• Aim
Write out the material below again, unchanged.

• Rows from a dataset
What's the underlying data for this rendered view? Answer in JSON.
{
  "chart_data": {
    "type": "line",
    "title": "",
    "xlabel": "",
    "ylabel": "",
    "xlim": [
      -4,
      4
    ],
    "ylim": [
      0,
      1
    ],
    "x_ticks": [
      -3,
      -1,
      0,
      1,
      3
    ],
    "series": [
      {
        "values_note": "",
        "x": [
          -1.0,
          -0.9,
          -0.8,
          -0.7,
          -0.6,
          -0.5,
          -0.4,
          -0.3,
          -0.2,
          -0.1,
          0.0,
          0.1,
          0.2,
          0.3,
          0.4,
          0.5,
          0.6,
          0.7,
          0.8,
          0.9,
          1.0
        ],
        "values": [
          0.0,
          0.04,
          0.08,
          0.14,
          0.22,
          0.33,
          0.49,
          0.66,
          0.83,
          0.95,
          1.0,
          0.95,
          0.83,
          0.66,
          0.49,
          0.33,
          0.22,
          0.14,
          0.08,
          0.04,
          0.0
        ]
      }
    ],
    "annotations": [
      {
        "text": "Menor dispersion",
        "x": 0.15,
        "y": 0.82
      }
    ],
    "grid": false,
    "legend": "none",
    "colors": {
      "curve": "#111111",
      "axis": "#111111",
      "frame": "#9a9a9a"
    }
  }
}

• Solution
What's the underlying data for this rendered view? Answer in JSON.
{
  "chart_data": {
    "type": "line",
    "title": "",
    "xlabel": "",
    "ylabel": "",
    "xlim": [
      -4,
      4
    ],
    "ylim": [
      0,
      1
    ],
    "x_ticks": [
      -3,
      -1,
      0,
      1,
      3
    ],
    "series": [
      {
        "values_note": "",
        "x": [
          -1.0,
          -0.9,
          -0.8,
          -0.7,
          -0.6,
          -0.5,
          -0.4,
          -0.3,
          -0.2,
          -0.1,
          0.0,
          0.1,
          0.2,
          0.3,
          0.4,
          0.5,
          0.6,
          0.7,
          0.8,
          0.9,
          1.0
        ],
        "values": [
          0.0,
          0.04,
          0.08,
          0.14,
          0.22,
          0.33,
          0.49,
          0.66,
          0.83,
          0.95,
          1.0,
          0.95,
          0.83,
          0.66,
          0.49,
          0.33,
          0.22,
          0.14,
          0.08,
          0.04,
          0.0
        ]
      }
    ],
    "annotations": [
      {
        "text": "Menor dispersion",
        "x": 0.15,
        "y": 0.82
      }
    ],
    "grid": false,
    "legend": "none",
    "colors": {
      "curve": "#111111",
      "axis": "#111111",
      "frame": "#9a9a9a"
    }
  }
}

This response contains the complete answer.